*SHORT PROBLEM*:
Would you retype all of these records exactly?

*RECORDS SUPPLIED*:
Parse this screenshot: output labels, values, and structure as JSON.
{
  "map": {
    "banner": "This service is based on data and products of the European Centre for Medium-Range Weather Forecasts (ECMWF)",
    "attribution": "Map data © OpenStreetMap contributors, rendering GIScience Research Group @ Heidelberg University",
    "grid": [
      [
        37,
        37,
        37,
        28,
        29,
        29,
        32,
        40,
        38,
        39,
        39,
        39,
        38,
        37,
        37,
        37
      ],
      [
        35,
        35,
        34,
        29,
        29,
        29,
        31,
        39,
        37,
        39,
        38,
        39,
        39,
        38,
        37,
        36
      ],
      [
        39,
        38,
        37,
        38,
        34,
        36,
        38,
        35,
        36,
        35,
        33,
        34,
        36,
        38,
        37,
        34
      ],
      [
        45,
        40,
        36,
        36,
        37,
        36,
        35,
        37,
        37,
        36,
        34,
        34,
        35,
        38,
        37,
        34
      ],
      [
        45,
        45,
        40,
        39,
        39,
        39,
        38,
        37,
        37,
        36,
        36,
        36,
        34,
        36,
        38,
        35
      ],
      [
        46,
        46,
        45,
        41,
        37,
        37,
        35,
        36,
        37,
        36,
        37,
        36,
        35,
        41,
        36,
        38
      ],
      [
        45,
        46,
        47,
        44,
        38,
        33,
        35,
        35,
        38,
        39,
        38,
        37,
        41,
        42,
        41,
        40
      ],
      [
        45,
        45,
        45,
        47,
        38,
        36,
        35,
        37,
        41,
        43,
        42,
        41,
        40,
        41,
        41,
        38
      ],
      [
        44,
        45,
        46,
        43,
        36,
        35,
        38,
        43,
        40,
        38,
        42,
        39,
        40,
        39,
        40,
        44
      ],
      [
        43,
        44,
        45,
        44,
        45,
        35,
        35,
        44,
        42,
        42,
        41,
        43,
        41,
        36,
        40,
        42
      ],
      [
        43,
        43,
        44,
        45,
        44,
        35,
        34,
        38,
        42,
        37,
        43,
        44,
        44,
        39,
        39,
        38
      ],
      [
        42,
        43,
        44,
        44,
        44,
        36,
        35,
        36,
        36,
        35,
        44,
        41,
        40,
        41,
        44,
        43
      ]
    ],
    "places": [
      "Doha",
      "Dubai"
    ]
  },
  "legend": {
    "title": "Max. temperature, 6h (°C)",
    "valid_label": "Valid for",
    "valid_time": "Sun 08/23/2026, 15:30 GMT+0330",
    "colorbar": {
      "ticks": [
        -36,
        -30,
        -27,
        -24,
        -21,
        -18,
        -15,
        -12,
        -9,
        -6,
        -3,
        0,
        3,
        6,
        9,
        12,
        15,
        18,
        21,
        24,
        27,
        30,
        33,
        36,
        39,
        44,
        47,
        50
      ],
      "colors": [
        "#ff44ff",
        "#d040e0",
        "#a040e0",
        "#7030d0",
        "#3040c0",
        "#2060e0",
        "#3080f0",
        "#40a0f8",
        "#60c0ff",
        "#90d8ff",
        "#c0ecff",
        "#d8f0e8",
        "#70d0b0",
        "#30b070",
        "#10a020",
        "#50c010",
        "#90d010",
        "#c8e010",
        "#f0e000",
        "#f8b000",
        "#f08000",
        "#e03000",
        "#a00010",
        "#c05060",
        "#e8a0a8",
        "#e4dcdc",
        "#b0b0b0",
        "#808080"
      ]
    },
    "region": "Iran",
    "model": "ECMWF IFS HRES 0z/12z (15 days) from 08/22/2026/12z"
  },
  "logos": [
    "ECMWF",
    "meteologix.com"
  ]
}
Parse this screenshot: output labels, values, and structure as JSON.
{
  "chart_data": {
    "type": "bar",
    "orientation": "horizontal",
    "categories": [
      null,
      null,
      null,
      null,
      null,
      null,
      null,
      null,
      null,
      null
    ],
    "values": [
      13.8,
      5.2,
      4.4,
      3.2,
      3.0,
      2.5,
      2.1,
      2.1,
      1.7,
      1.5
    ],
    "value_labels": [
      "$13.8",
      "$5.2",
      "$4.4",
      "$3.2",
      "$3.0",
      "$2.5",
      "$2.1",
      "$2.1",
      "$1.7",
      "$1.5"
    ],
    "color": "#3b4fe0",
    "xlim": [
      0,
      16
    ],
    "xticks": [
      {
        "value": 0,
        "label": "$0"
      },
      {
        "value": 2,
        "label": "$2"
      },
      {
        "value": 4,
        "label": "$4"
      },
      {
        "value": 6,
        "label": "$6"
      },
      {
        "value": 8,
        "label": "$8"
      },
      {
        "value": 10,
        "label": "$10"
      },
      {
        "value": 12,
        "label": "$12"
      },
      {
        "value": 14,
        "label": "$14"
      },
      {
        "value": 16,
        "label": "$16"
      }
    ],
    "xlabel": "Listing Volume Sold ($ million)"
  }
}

*REPLY TO THE TASK*:
Parse this screenshot: output labels, values, and structure as JSON.
{
  "map": {
    "banner": "This service is based on data and products of the European Centre for Medium-Range Weather Forecasts (ECMWF)",
    "attribution": "Map data © OpenStreetMap contributors, rendering GIScience Research Group @ Heidelberg University",
    "grid": [
      [
        37,
        37,
        37,
        28,
        29,
        29,
        32,
        40,
        38,
        39,
        39,
        39,
        38,
        37,
        37,
        37
      ],
      [
        35,
        35,
        34,
        29,
        29,
        29,
        31,
        39,
        37,
        39,
        38,
        39,
        39,
        38,
        37,
        36
      ],
      [
        39,
        38,
        37,
        38,
        34,
        36,
        38,
        35,
        36,
        35,
        33,
        34,
        36,
        38,
        37,
        34
      ],
      [
        45,
        40,
        36,
        36,
        37,
        36,
        35,
        37,
        37,
        36,
        34,
        34,
        35,
        38,
        37,
        34
      ],
      [
        45,
        45,
        40,
        39,
        39,
        39,
        38,
        37,
        37,
        36,
        36,
        36,
        34,
        36,
        38,
        35
      ],
      [
        46,
        46,
        45,
        41,
        37,
        37,
        35,
        36,
        37,
        36,
        37,
        36,
        35,
        41,
        36,
        38
      ],
      [
        45,
        46,
        47,
        44,
        38,
        33,
        35,
        35,
        38,
        39,
        38,
        37,
        41,
        42,
        41,
        40
      ],
      [
        45,
        45,
        45,
        47,
        38,
        36,
        35,
        37,
        41,
        43,
        42,
        41,
        40,
        41,
        41,
        38
      ],
      [
        44,
        45,
        46,
        43,
        36,
        35,
        38,
        43,
        40,
        38,
        42,
        39,
        40,
        39,
        40,
        44
      ],
      [
        43,
        44,
        45,
        44,
        45,
        35,
        35,
        44,
        42,
        42,
        41,
        43,
        41,
        36,
        40,
        42
      ],
      [
        43,
        43,
        44,
        45,
        44,
        35,
        34,
        38,
        42,
        37,
        43,
        44,
        44,
        39,
        39,
        38
      ],
      [
        42,
        43,
        44,
        44,
        44,
        36,
        35,
        36,
        36,
        35,
        44,
        41,
        40,
        41,
        44,
        43
      ]
    ],
    "places": [
      "Doha",
      "Dubai"
    ]
  },
  "legend": {
    "title": "Max. temperature, 6h (°C)",
    "valid_label": "Valid for",
    "valid_time": "Sun 08/23/2026, 15:30 GMT+0330",
    "colorbar": {
      "ticks": [
        -36,
        -30,
        -27,
        -24,
        -21,
        -18,
        -15,
        -12,
        -9,
        -6,
        -3,
        0,
        3,
        6,
        9,
        12,
        15,
        18,
        21,
        24,
        27,
        30,
        33,
        36,
        39,
        44,
        47,
        50
      ],
      "colors": [
        "#ff44ff",
        "#d040e0",
        "#a040e0",
        "#7030d0",
        "#3040c0",
        "#2060e0",
        "#3080f0",
        "#40a0f8",
        "#60c0ff",
        "#90d8ff",
        "#c0ecff",
        "#d8f0e8",
        "#70d0b0",
        "#30b070",
        "#10a020",
        "#50c010",
        "#90d010",
        "#c8e010",
        "#f0e000",
        "#f8b000",
        "#f08000",
        "#e03000",
        "#a00010",
        "#c05060",
        "#e8a0a8",
        "#e4dcdc",
        "#b0b0b0",
        "#808080"
      ]
    },
    "region": "Iran",
    "model": "ECMWF IFS HRES 0z/12z (15 days) from 08/22/2026/12z"
  },
  "logos": [
    "ECMWF",
    "meteologix.com"
  ]
}
Parse this screenshot: output labels, values, and structure as JSON.
{
  "chart_data": {
    "type": "bar",
    "orientation": "horizontal",
    "categories": [
      null,
      null,
      null,
      null,
      null,
      null,
      null,
      null,
      null,
      null
    ],
    "values": [
      13.8,
      5.2,
      4.4,
      3.2,
      3.0,
      2.5,
      2.1,
      2.1,
      1.7,
      1.5
    ],
    "value_labels": [
      "$13.8",
      "$5.2",
      "$4.4",
      "$3.2",
      "$3.0",
      "$2.5",
      "$2.1",
      "$2.1",
      "$1.7",
      "$1.5"
    ],
    "color": "#3b4fe0",
    "xlim": [
      0,
      16
    ],
    "xticks": [
      {
        "value": 0,
        "label": "$0"
      },
      {
        "value": 2,
        "label": "$2"
      },
      {
        "value": 4,
        "label": "$4"
      },
      {
        "value": 6,
        "label": "$6"
      },
      {
        "value": 8,
        "label": "$8"
      },
      {
        "value": 10,
        "label": "$10"
      },
      {
        "value": 12,
        "label": "$12"
      },
      {
        "value": 14,
        "label": "$14"
      },
      {
        "value": 16,
        "label": "$16"
      }
    ],
    "xlabel": "Listing Volume Sold ($ million)"
  }
}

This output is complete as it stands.